WRITTEN INSTRUCTION ▸
Please convert each line of the records below into a JSON list of strings, one string per line. Skip blank lines and leave out the pictures.

INFORMATION PROVIDED ▸
>>>

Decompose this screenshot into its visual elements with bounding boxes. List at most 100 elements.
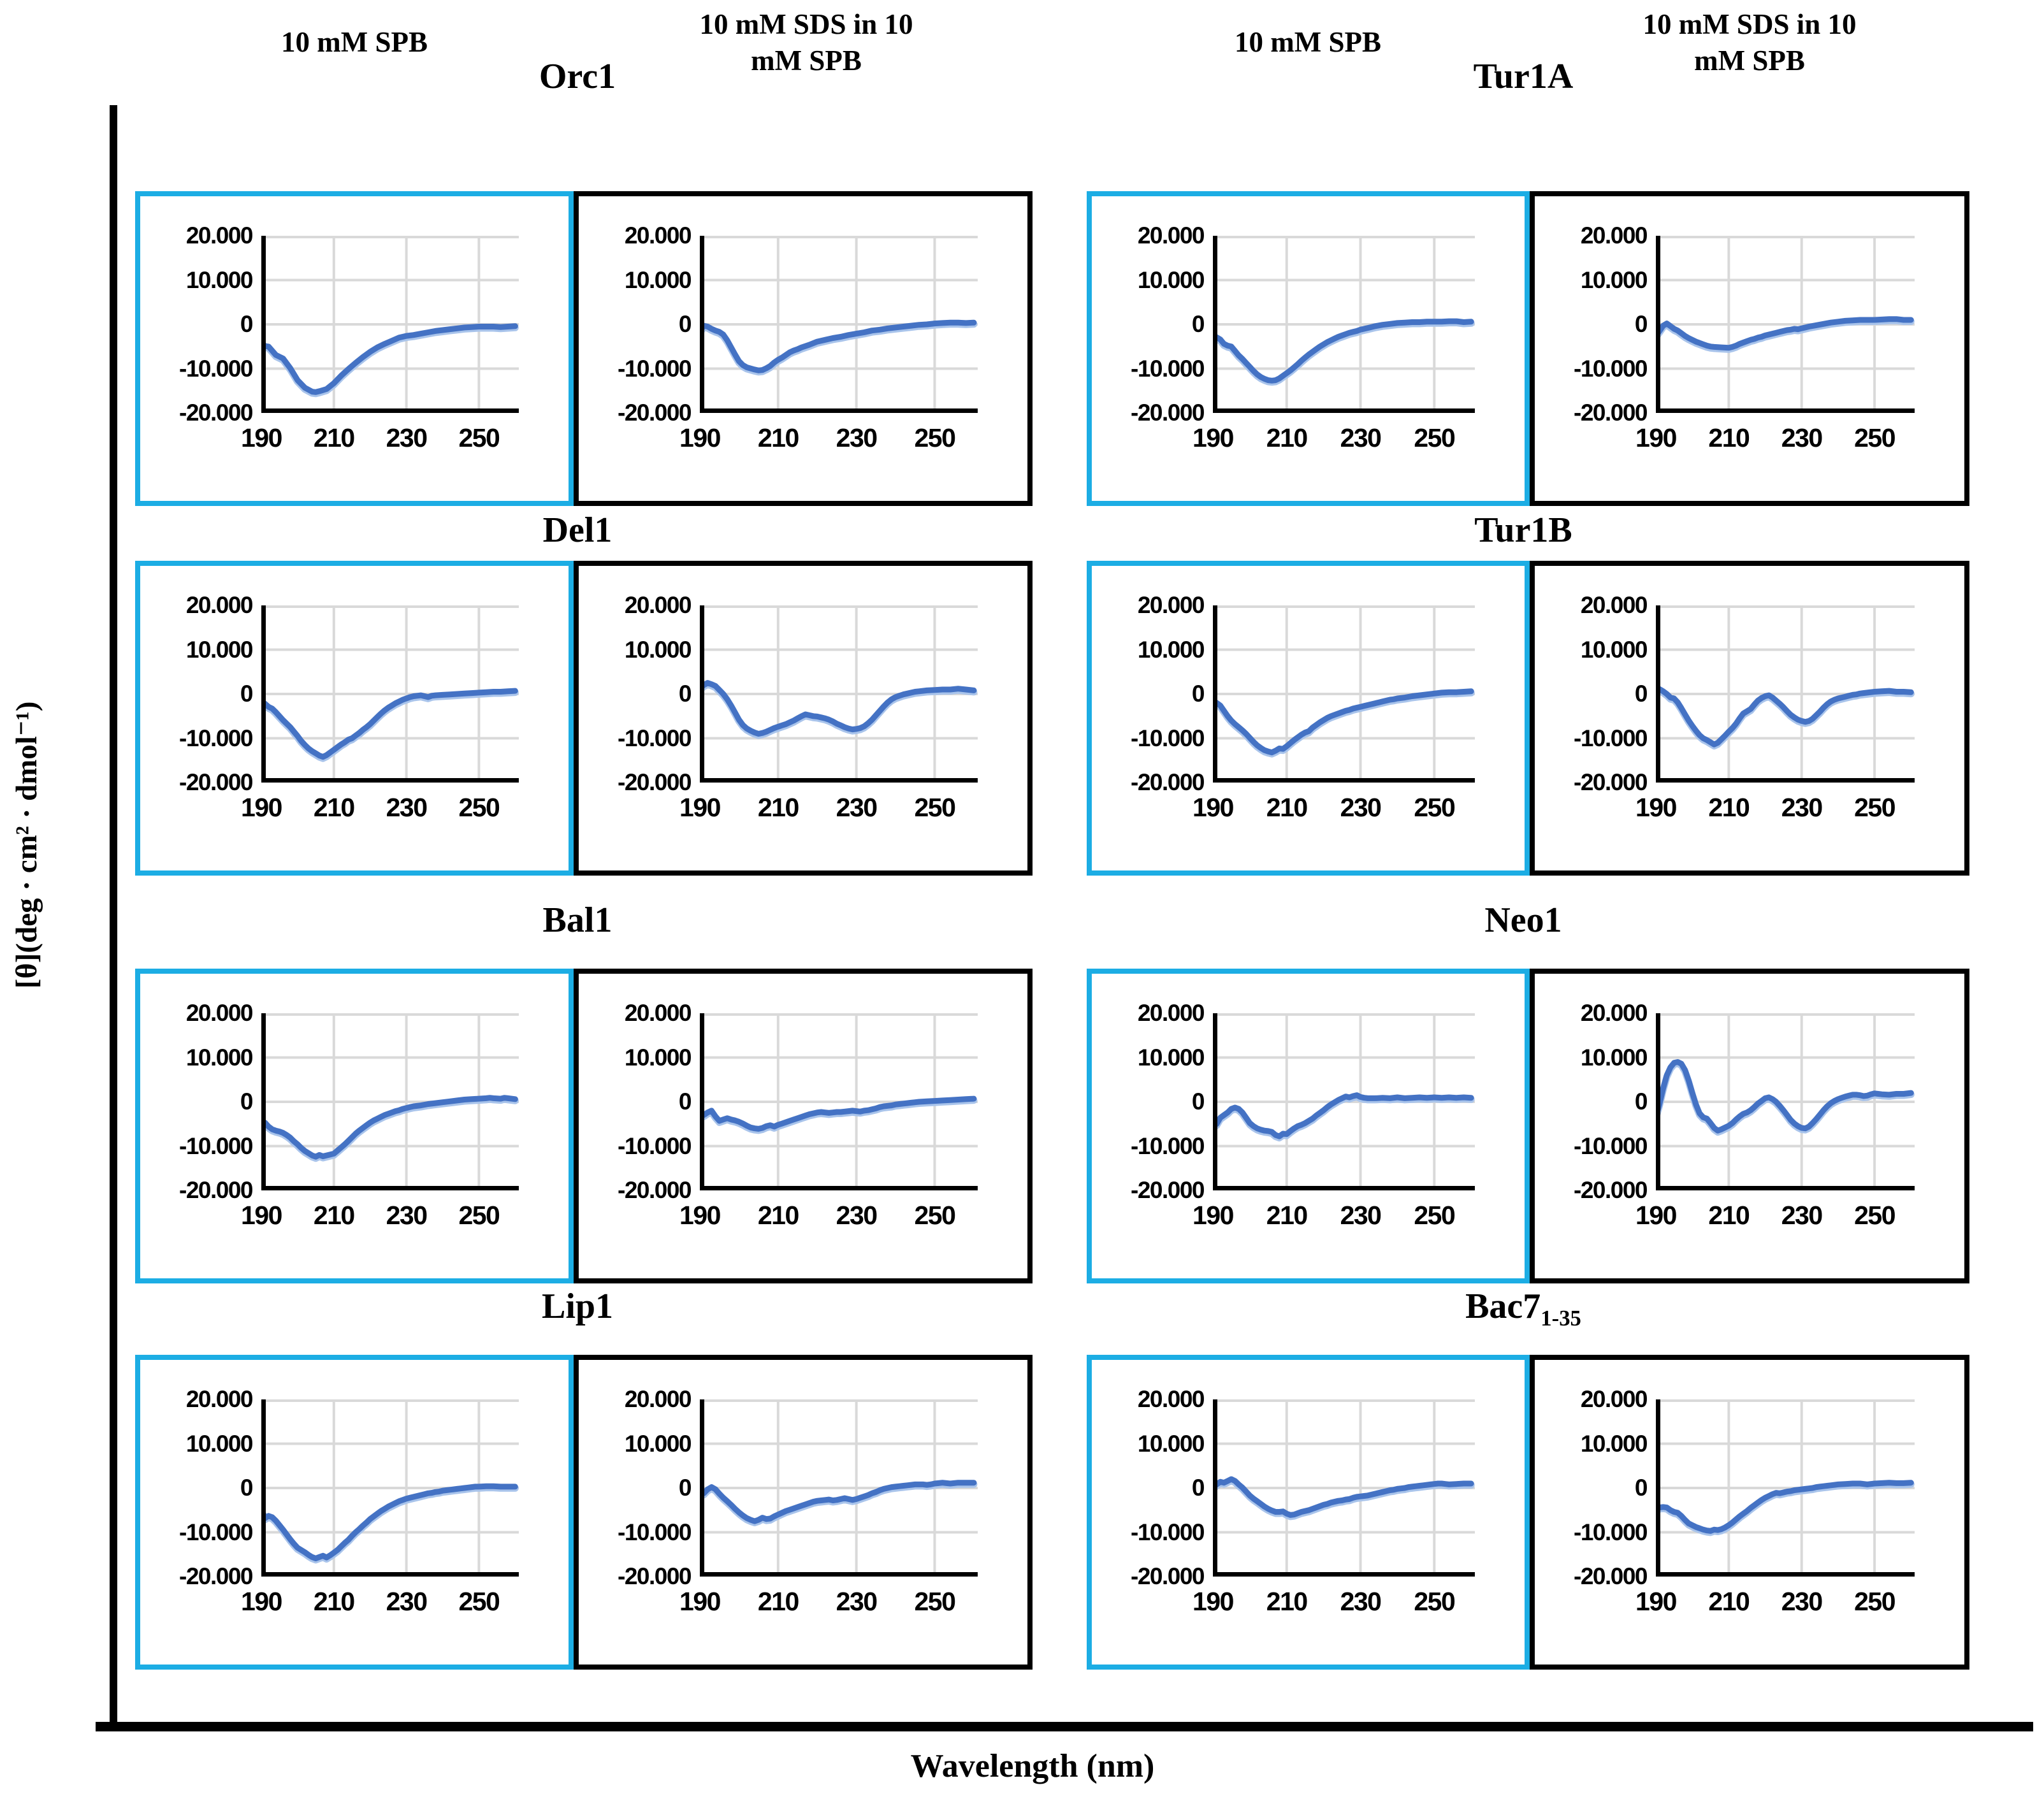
panel-title-tur1a: Tur1A [1268, 56, 1778, 97]
y-tick-label: 10.000 [185, 1430, 254, 1457]
mini-chart-bal1-spb: 20.000 10.000 0 -10.000 -20.000 190 210 230 250 [135, 969, 574, 1283]
column-header-spb-left: 10 mM SPB [131, 24, 577, 61]
x-tick-label: 230 [1781, 423, 1823, 452]
x-tick-label: 250 [1854, 1587, 1896, 1616]
x-tick-label: 250 [914, 1587, 955, 1616]
x-tick-label: 210 [1708, 793, 1750, 822]
y-tick-label: 10.000 [185, 636, 254, 663]
panel-title-text: Tur1B [1474, 510, 1572, 550]
y-tick-label: -10.000 [179, 1519, 254, 1545]
x-tick-label: 230 [386, 423, 428, 452]
x-tick-label: 210 [1708, 423, 1750, 452]
figure-y-axis-line [110, 105, 117, 1730]
y-tick-label: -10.000 [1131, 725, 1205, 751]
panel-title-neo1: Neo1 [1268, 900, 1778, 941]
mini-chart-lip1-spb: 20.000 10.000 0 -10.000 -20.000 190 210 230 250 [135, 1355, 574, 1670]
panel-title-bal1: Bal1 [323, 900, 832, 941]
y-tick-label: -10.000 [179, 725, 254, 751]
plot-area [1656, 1399, 1915, 1577]
y-tick-label: -20.000 [618, 1177, 692, 1203]
y-tick-label: -20.000 [179, 1563, 254, 1589]
spectrum-line [700, 1480, 977, 1524]
y-tick-label: 10.000 [1137, 1430, 1205, 1457]
x-tick-label: 210 [757, 423, 799, 452]
y-tick-label: -20.000 [1131, 1563, 1205, 1589]
y-tick-label: 10.000 [624, 266, 692, 293]
y-tick-label: -10.000 [1574, 1132, 1648, 1159]
plot-area [1656, 236, 1915, 413]
y-tick-label: 20.000 [1137, 1000, 1205, 1026]
y-tick-label: 0 [1634, 1475, 1648, 1501]
y-tick-label: 0 [678, 311, 692, 337]
figure-x-axis-line [96, 1722, 2033, 1731]
y-tick-label: 20.000 [1580, 592, 1648, 618]
y-tick-label: 20.000 [185, 1000, 254, 1026]
panel-title-del1: Del1 [323, 510, 832, 551]
spectrum-line-shadow [1213, 689, 1475, 758]
mini-chart-orc1-sds: 20.000 10.000 0 -10.000 -20.000 190 210 230 250 [574, 191, 1033, 506]
spectrum-line [261, 1483, 518, 1561]
column-header-sds-left: 10 mM SDS in 10 mM SPB [583, 6, 1029, 79]
mini-chart-bac7-sds: 20.000 10.000 0 -10.000 -20.000 190 210 230 250 [1530, 1355, 1969, 1670]
x-axis-label: Wavelength (nm) [910, 1748, 1155, 1784]
spectrum-line [700, 680, 977, 737]
x-tick-label: 250 [914, 1201, 955, 1230]
plot-area [700, 605, 978, 783]
spectrum-line [1656, 1059, 1914, 1134]
y-tick-label: 20.000 [624, 592, 692, 618]
y-tick-label: 10.000 [624, 1044, 692, 1071]
x-tick-label: 190 [679, 1587, 721, 1616]
panel-title-text: Bac7 [1465, 1287, 1541, 1326]
x-tick-label: 250 [1854, 1201, 1896, 1230]
column-header-line: 10 mM SDS in 10 [1642, 8, 1857, 40]
spectrum-line-shadow [1213, 319, 1475, 386]
y-tick-label: -20.000 [179, 769, 254, 795]
x-tick-label: 230 [386, 1201, 428, 1230]
y-tick-label: 10.000 [1137, 1044, 1205, 1071]
y-tick-label: -20.000 [1574, 400, 1648, 426]
y-tick-label: 10.000 [1580, 1430, 1648, 1457]
y-tick-label: 20.000 [185, 222, 254, 249]
x-tick-label: 210 [757, 793, 799, 822]
y-tick-label: -20.000 [1574, 1177, 1648, 1203]
column-header-spb-right: 10 mM SPB [1085, 24, 1531, 61]
y-tick-label: 10.000 [1137, 636, 1205, 663]
x-tick-label: 230 [1340, 1587, 1382, 1616]
x-tick-label: 210 [1266, 1201, 1308, 1230]
x-tick-label: 250 [1414, 423, 1455, 452]
panel-title-text: Bal1 [542, 900, 613, 940]
column-header-line: 10 mM SDS in 10 [699, 8, 913, 40]
spectrum-line [1656, 316, 1914, 351]
x-tick-label: 190 [1192, 1201, 1234, 1230]
panel-title-orc1: Orc1 [323, 56, 832, 97]
x-tick-label: 230 [836, 423, 878, 452]
spectrum-line [261, 323, 518, 395]
y-tick-label: 0 [1191, 681, 1205, 707]
x-tick-label: 250 [1414, 1587, 1455, 1616]
y-tick-label: -20.000 [1131, 769, 1205, 795]
spectrum-line [700, 319, 977, 373]
x-tick-label: 230 [1340, 793, 1382, 822]
x-tick-label: 210 [757, 1587, 799, 1616]
y-tick-label: 20.000 [624, 1000, 692, 1026]
y-tick-label: -20.000 [1574, 769, 1648, 795]
spectrum-line [1656, 1480, 1914, 1534]
spectrum-line [1213, 318, 1474, 384]
y-tick-label: 20.000 [185, 592, 254, 618]
x-tick-label: 190 [679, 793, 721, 822]
y-tick-label: 0 [678, 1088, 692, 1115]
y-tick-label: -20.000 [1131, 400, 1205, 426]
y-tick-label: -20.000 [618, 1563, 692, 1589]
x-tick-label: 190 [241, 793, 282, 822]
y-tick-label: 0 [240, 311, 254, 337]
y-tick-label: -20.000 [179, 1177, 254, 1203]
spectrum-line [700, 1095, 977, 1132]
panel-title-tur1b: Tur1B [1268, 510, 1778, 551]
x-tick-label: 230 [386, 1587, 428, 1616]
x-tick-label: 190 [1635, 1201, 1677, 1230]
spectrum-line [261, 688, 518, 760]
x-tick-label: 230 [1340, 423, 1382, 452]
x-tick-label: 230 [1781, 1587, 1823, 1616]
y-tick-label: -20.000 [1131, 1177, 1205, 1203]
y-tick-label: -10.000 [618, 1519, 692, 1545]
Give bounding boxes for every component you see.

<<<

TASK ANSWER ▸
[
  "Decompose this screenshot into its visual elements with bounding boxes. List at most 100 elements.",
  "panel-title-tur1a: Tur1A [1268, 56, 1778, 97]",
  "y-tick-label: 10.000 [185, 1430, 254, 1457]",
  "mini-chart-bal1-spb: 20.000 10.000 0 -10.000 -20.000 190 210 230 250 [135, 969, 574, 1283]",
  "column-header-spb-left: 10 mM SPB [131, 24, 577, 61]",
  "x-tick-label: 230 [1781, 423, 1823, 452]",
  "x-tick-label: 250 [1854, 1587, 1896, 1616]",
  "x-tick-label: 250 [914, 1587, 955, 1616]",
  "x-tick-label: 210 [1708, 793, 1750, 822]",
  "y-tick-label: 10.000 [185, 636, 254, 663]",
  "panel-title-text: Tur1B [1474, 510, 1572, 550]",
  "y-tick-label: -10.000 [179, 1519, 254, 1545]",
  "x-tick-label: 230 [386, 423, 428, 452]",
  "x-tick-label: 210 [1708, 423, 1750, 452]",
  "figure-y-axis-line [110, 105, 117, 1730]",
  "y-tick-label: -10.000 [1131, 725, 1205, 751]",
  "panel-title-neo1: Neo1 [1268, 900, 1778, 941]",
  "mini-chart-lip1-spb: 20.000 10.000 0 -10.000 -20.000 190 210 230 250 [135, 1355, 574, 1670]",
  "panel-title-bal1: Bal1 [323, 900, 832, 941]",
  "y-tick-label: -10.000 [179, 725, 254, 751]",
  "plot-area [1656, 1399, 1915, 1577]",
  "y-tick-label: -20.000 [618, 1177, 692, 1203]",
  "y-tick-label: -20.000 [179, 1563, 254, 1589]",
  "spectrum-line [700, 1480, 977, 1524]",
  "y-tick-label: 10.000 [1137, 1430, 1205, 1457]",
  "x-tick-label: 210 [757, 423, 799, 452]",
  "y-tick-label: -20.000 [1131, 1563, 1205, 1589]",
  "y-tick-label: 10.000 [624, 266, 692, 293]",
  "y-tick-label: -10.000 [1574, 1132, 1648, 1159]",
  "plot-area [1656, 236, 1915, 413]",
  "y-tick-label: 20.000 [1137, 1000, 1205, 1026]",
  "y-tick-label: 0 [1634, 1475, 1648, 1501]",
  "y-tick-label: 0 [678, 311, 692, 337]",
  "figure-x-axis-line [96, 1722, 2033, 1731]",
  "y-tick-label: 20.000 [1580, 592, 1648, 618]",
  "y-tick-label: 20.000 [185, 1000, 254, 1026]",
  "panel-title-del1: Del1 [323, 510, 832, 551]",
  "spectrum-line-shadow [1213, 689, 1475, 758]",
  "mini-chart-orc1-sds: 20.000 10.000 0 -10.000 -20.000 190 210 230 250 [574, 191, 1033, 506]",
  "spectrum-line [261, 1483, 518, 1561]",
  "column-header-sds-left: 10 mM SDS in 10 mM SPB [583, 6, 1029, 79]",
  "mini-chart-bac7-sds: 20.000 10.000 0 -10.000 -20.000 190 210 230 250 [1530, 1355, 1969, 1670]",
  "x-axis-label: Wavelength (nm) [910, 1748, 1155, 1784]",
  "spectrum-line [700, 680, 977, 737]",
  "x-tick-label: 250 [914, 1201, 955, 1230]",
  "plot-area [700, 605, 978, 783]",
  "spectrum-line [1656, 1059, 1914, 1134]",
  "y-tick-label: 20.000 [624, 592, 692, 618]",
  "y-tick-label: 10.000 [624, 1044, 692, 1071]",
  "x-tick-label: 190 [679, 1587, 721, 1616]",
  "panel-title-text: Bac7 [1465, 1287, 1541, 1326]",
  "x-tick-label: 250 [1854, 1201, 1896, 1230]",
  "column-header-line: 10 mM SDS in 10 [1642, 8, 1857, 40]",
  "spectrum-line-shadow [1213, 319, 1475, 386]",
  "y-tick-label: -20.000 [179, 769, 254, 795]",
  "x-tick-label: 230 [386, 1201, 428, 1230]",
  "y-tick-label: 10.000 [1137, 1044, 1205, 1071]",
  "y-tick-label: -20.000 [1574, 400, 1648, 426]",
  "y-tick-label: 10.000 [1580, 1430, 1648, 1457]",
  "y-tick-label: 20.000 [185, 222, 254, 249]",
  "x-tick-label: 210 [757, 793, 799, 822]",
  "y-tick-label: -20.000 [1574, 1177, 1648, 1203]",
  "column-header-spb-right: 10 mM SPB [1085, 24, 1531, 61]",
  "y-tick-label: 10.000 [1137, 636, 1205, 663]",
  "x-tick-label: 230 [1340, 1587, 1382, 1616]",
  "x-tick-label: 210 [1266, 1201, 1308, 1230]",
  "x-tick-label: 250 [1414, 423, 1455, 452]",
  "panel-title-text: Bal1 [542, 900, 613, 940]",
  "column-header-line: 10 mM SDS in 10 [699, 8, 913, 40]",
  "spectrum-line [1656, 316, 1914, 351]",
  "x-tick-label: 190 [1192, 1201, 1234, 1230]",
  "panel-title-orc1: Orc1 [323, 56, 832, 97]",
  "x-tick-label: 230 [836, 423, 878, 452]",
  "spectrum-line [261, 323, 518, 395]",
  "y-tick-label: 0 [1191, 681, 1205, 707]",
  "x-tick-label: 250 [1414, 1587, 1455, 1616]",
  "y-tick-label: -20.000 [1131, 769, 1205, 795]",
  "spectrum-line [700, 319, 977, 373]",
  "x-tick-label: 230 [1340, 793, 1382, 822]",
  "x-tick-label: 210 [757, 1587, 799, 1616]",
  "y-tick-label: 20.000 [624, 1000, 692, 1026]",
  "y-tick-label: -20.000 [1574, 769, 1648, 795]",
  "spectrum-line [1656, 1480, 1914, 1534]",
  "spectrum-line [1213, 318, 1474, 384]",
  "y-tick-label: 20.000 [185, 592, 254, 618]",
  "x-tick-label: 190 [679, 793, 721, 822]",
  "y-tick-label: 0 [678, 1088, 692, 1115]",
  "y-tick-label: -20.000 [1131, 400, 1205, 426]",
  "y-tick-label: -20.000 [618, 1563, 692, 1589]",
  "x-tick-label: 190 [241, 793, 282, 822]",
  "y-tick-label: 0 [240, 311, 254, 337]",
  "y-tick-label: -20.000 [179, 1177, 254, 1203]",
  "spectrum-line [700, 1095, 977, 1132]",
  "panel-title-tur1b: Tur1B [1268, 510, 1778, 551]",
  "x-tick-label: 230 [386, 1587, 428, 1616]",
  "x-tick-label: 190 [1635, 1201, 1677, 1230]",
  "spectrum-line [261, 688, 518, 760]",
  "x-tick-label: 230 [1340, 423, 1382, 452]",
  "x-tick-label: 230 [1781, 1587, 1823, 1616]",
  "y-tick-label: -20.000 [1131, 1177, 1205, 1203]",
  "y-tick-label: -10.000 [618, 1519, 692, 1545]",
  "Give bounding boxes for every component you see."
]